◆ INSTRUCTIONS TO FOLLOW: Copy the data below exactly.
::::::::::
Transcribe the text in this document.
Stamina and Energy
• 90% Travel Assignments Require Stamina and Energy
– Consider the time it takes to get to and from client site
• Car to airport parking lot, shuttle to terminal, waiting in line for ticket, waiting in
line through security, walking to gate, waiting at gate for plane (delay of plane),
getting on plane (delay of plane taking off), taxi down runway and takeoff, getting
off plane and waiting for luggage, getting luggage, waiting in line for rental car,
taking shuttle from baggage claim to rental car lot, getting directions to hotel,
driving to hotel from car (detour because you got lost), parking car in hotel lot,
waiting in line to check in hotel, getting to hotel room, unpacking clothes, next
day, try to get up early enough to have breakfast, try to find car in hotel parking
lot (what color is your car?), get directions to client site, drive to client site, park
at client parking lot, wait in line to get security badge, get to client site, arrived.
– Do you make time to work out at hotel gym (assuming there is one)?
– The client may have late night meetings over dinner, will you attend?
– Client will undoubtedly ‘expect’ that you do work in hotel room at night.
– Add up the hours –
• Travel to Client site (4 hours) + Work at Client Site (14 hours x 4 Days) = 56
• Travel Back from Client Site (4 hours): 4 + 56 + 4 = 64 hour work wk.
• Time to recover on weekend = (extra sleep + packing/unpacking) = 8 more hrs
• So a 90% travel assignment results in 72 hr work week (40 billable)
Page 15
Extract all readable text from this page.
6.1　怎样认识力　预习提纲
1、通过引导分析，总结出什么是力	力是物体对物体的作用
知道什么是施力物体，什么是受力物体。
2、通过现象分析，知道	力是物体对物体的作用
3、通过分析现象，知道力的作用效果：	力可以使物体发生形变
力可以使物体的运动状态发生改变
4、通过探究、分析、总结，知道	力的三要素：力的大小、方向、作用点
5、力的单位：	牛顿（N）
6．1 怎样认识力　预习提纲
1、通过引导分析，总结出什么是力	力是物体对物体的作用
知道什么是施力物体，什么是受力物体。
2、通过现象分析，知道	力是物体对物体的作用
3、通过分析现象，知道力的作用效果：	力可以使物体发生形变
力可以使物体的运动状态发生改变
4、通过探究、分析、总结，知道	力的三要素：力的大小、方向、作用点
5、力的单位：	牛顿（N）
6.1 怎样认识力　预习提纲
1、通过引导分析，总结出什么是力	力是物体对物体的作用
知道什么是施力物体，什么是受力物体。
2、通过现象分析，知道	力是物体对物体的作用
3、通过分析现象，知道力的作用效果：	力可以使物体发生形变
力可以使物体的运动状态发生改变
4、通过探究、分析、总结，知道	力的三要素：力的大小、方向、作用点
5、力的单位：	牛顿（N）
::::::::::
◆ COMPLETE OUTPUT:
Transcribe the text in this document.
Stamina and Energy
• 90% Travel Assignments Require Stamina and Energy
– Consider the time it takes to get to and from client site
• Car to airport parking lot, shuttle to terminal, waiting in line for ticket, waiting in
line through security, walking to gate, waiting at gate for plane (delay of plane),
getting on plane (delay of plane taking off), taxi down runway and takeoff, getting
off plane and waiting for luggage, getting luggage, waiting in line for rental car,
taking shuttle from baggage claim to rental car lot, getting directions to hotel,
driving to hotel from car (detour because you got lost), parking car in hotel lot,
waiting in line to check in hotel, getting to hotel room, unpacking clothes, next
day, try to get up early enough to have breakfast, try to find car in hotel parking
lot (what color is your car?), get directions to client site, drive to client site, park
at client parking lot, wait in line to get security badge, get to client site, arrived.
– Do you make time to work out at hotel gym (assuming there is one)?
– The client may have late night meetings over dinner, will you attend?
– Client will undoubtedly ‘expect’ that you do work in hotel room at night.
– Add up the hours –
• Travel to Client site (4 hours) + Work at Client Site (14 hours x 4 Days) = 56
• Travel Back from Client Site (4 hours): 4 + 56 + 4 = 64 hour work wk.
• Time to recover on weekend = (extra sleep + packing/unpacking) = 8 more hrs
• So a 90% travel assignment results in 72 hr work week (40 billable)
Page 15
Extract all readable text from this page.
6.1　怎样认识力　预习提纲
1、通过引导分析，总结出什么是力	力是物体对物体的作用
知道什么是施力物体，什么是受力物体。
2、通过现象分析，知道	力是物体对物体的作用
3、通过分析现象，知道力的作用效果：	力可以使物体发生形变
力可以使物体的运动状态发生改变
4、通过探究、分析、总结，知道	力的三要素：力的大小、方向、作用点
5、力的单位：	牛顿（N）
6．1 怎样认识力　预习提纲
1、通过引导分析，总结出什么是力	力是物体对物体的作用
知道什么是施力物体，什么是受力物体。
2、通过现象分析，知道	力是物体对物体的作用
3、通过分析现象，知道力的作用效果：	力可以使物体发生形变
力可以使物体的运动状态发生改变
4、通过探究、分析、总结，知道	力的三要素：力的大小、方向、作用点
5、力的单位：	牛顿（N）
6.1 怎样认识力　预习提纲
1、通过引导分析，总结出什么是力	力是物体对物体的作用
知道什么是施力物体，什么是受力物体。
2、通过现象分析，知道	力是物体对物体的作用
3、通过分析现象，知道力的作用效果：	力可以使物体发生形变
力可以使物体的运动状态发生改变
4、通过探究、分析、总结，知道	力的三要素：力的大小、方向、作用点
5、力的单位：	牛顿（N）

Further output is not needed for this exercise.